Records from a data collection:
☆ ☆ ☆

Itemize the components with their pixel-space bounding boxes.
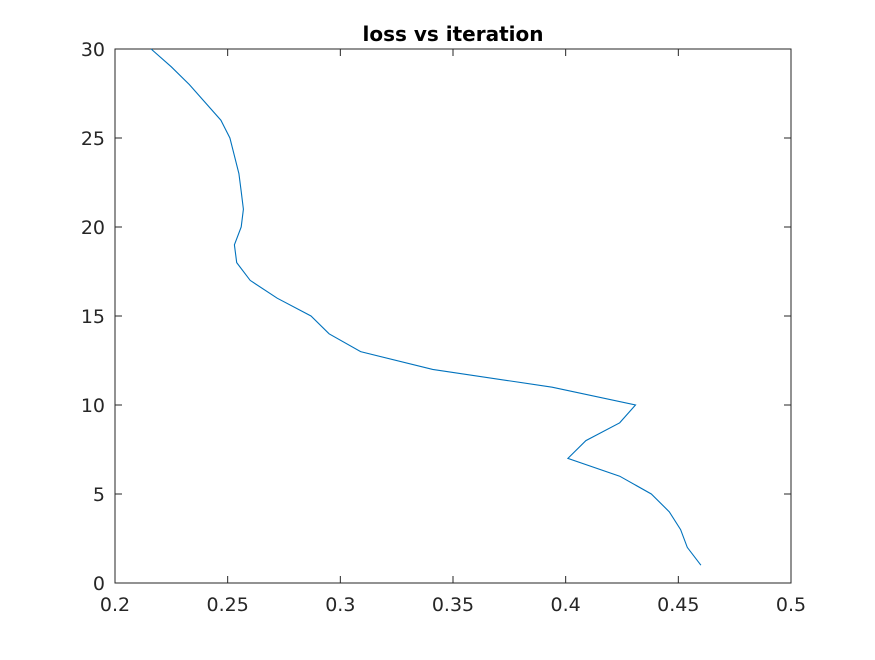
x-tick-label: 0.25 xyxy=(207,594,249,616)
y-tick-label: 5 xyxy=(93,484,105,506)
y-tick-label: 30 xyxy=(81,39,105,61)
y-tick-label: 10 xyxy=(81,395,105,417)
y-tick-label: 25 xyxy=(81,128,105,150)
x-tick-label: 0.5 xyxy=(776,594,806,616)
series-line xyxy=(150,48,702,566)
axes-box xyxy=(114,48,792,584)
x-tick-label: 0.4 xyxy=(551,594,581,616)
y-tick-label: 0 xyxy=(93,573,105,595)
x-tick-label: 0.3 xyxy=(325,594,355,616)
x-tick-label: 0.2 xyxy=(100,594,130,616)
x-tick-label: 0.35 xyxy=(432,594,474,616)
x-tick-label: 0.45 xyxy=(657,594,699,616)
y-tick-label: 20 xyxy=(81,217,105,239)
y-tick-label: 15 xyxy=(81,306,105,328)
plot-area: 0.2 0.25 0.3 0.35 0.4 0.45 0.5 0 5 10 15 20 25 30 xyxy=(81,39,806,616)
chart-title: loss vs iteration xyxy=(362,22,543,46)
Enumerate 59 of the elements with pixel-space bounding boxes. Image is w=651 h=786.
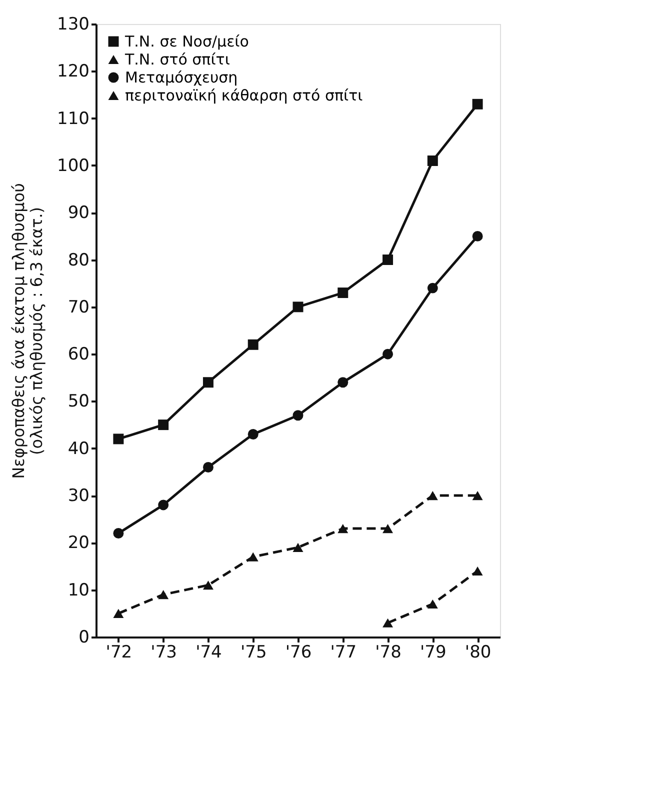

☆ ☆ ☆

▸ **WHAT IS EXPECTED**
Can you copy every line of the records above word for word, leaving the pictures out?

▸ **ANSWER TO THE PROBLEM**
Itemize the components with their pixel-space bounding boxes.
x-tick-label: 0.25 xyxy=(207,594,249,616)
y-tick-label: 5 xyxy=(93,484,105,506)
y-tick-label: 30 xyxy=(81,39,105,61)
y-tick-label: 10 xyxy=(81,395,105,417)
y-tick-label: 25 xyxy=(81,128,105,150)
x-tick-label: 0.5 xyxy=(776,594,806,616)
series-line xyxy=(150,48,702,566)
axes-box xyxy=(114,48,792,584)
x-tick-label: 0.4 xyxy=(551,594,581,616)
y-tick-label: 0 xyxy=(93,573,105,595)
x-tick-label: 0.3 xyxy=(325,594,355,616)
x-tick-label: 0.2 xyxy=(100,594,130,616)
x-tick-label: 0.35 xyxy=(432,594,474,616)
x-tick-label: 0.45 xyxy=(657,594,699,616)
y-tick-label: 20 xyxy=(81,217,105,239)
y-tick-label: 15 xyxy=(81,306,105,328)
plot-area: 0.2 0.25 0.3 0.35 0.4 0.45 0.5 0 5 10 15 20 25 30 xyxy=(81,39,806,616)
chart-title: loss vs iteration xyxy=(362,22,543,46)
Enumerate 59 of the elements with pixel-space bounding boxes. Image is w=651 h=786.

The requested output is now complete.